#### [THE REQUEST]
Repeat all of the records verbatim.

#### [SUPPLIED DATA]
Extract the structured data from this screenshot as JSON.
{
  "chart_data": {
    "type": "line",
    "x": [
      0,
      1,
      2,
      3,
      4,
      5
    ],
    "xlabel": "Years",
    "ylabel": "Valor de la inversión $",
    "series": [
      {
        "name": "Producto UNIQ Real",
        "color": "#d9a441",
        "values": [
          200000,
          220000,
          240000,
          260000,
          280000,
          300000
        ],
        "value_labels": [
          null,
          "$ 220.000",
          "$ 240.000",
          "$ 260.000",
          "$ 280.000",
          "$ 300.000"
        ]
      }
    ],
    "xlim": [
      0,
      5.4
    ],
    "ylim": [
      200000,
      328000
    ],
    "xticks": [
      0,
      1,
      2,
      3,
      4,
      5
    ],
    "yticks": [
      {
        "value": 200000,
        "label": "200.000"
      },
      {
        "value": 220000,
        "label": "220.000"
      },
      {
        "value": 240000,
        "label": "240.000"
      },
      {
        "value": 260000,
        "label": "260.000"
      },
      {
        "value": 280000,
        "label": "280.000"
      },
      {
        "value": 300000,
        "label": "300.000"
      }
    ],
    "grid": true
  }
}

#### [RESULT]
Extract the structured data from this screenshot as JSON.
{
  "chart_data": {
    "type": "line",
    "x": [
      0,
      1,
      2,
      3,
      4,
      5
    ],
    "xlabel": "Years",
    "ylabel": "Valor de la inversión $",
    "series": [
      {
        "name": "Producto UNIQ Real",
        "color": "#d9a441",
        "values": [
          200000,
          220000,
          240000,
          260000,
          280000,
          300000
        ],
        "value_labels": [
          null,
          "$ 220.000",
          "$ 240.000",
          "$ 260.000",
          "$ 280.000",
          "$ 300.000"
        ]
      }
    ],
    "xlim": [
      0,
      5.4
    ],
    "ylim": [
      200000,
      328000
    ],
    "xticks": [
      0,
      1,
      2,
      3,
      4,
      5
    ],
    "yticks": [
      {
        "value": 200000,
        "label": "200.000"
      },
      {
        "value": 220000,
        "label": "220.000"
      },
      {
        "value": 240000,
        "label": "240.000"
      },
      {
        "value": 260000,
        "label": "260.000"
      },
      {
        "value": 280000,
        "label": "280.000"
      },
      {
        "value": 300000,
        "label": "300.000"
      }
    ],
    "grid": true
  }
}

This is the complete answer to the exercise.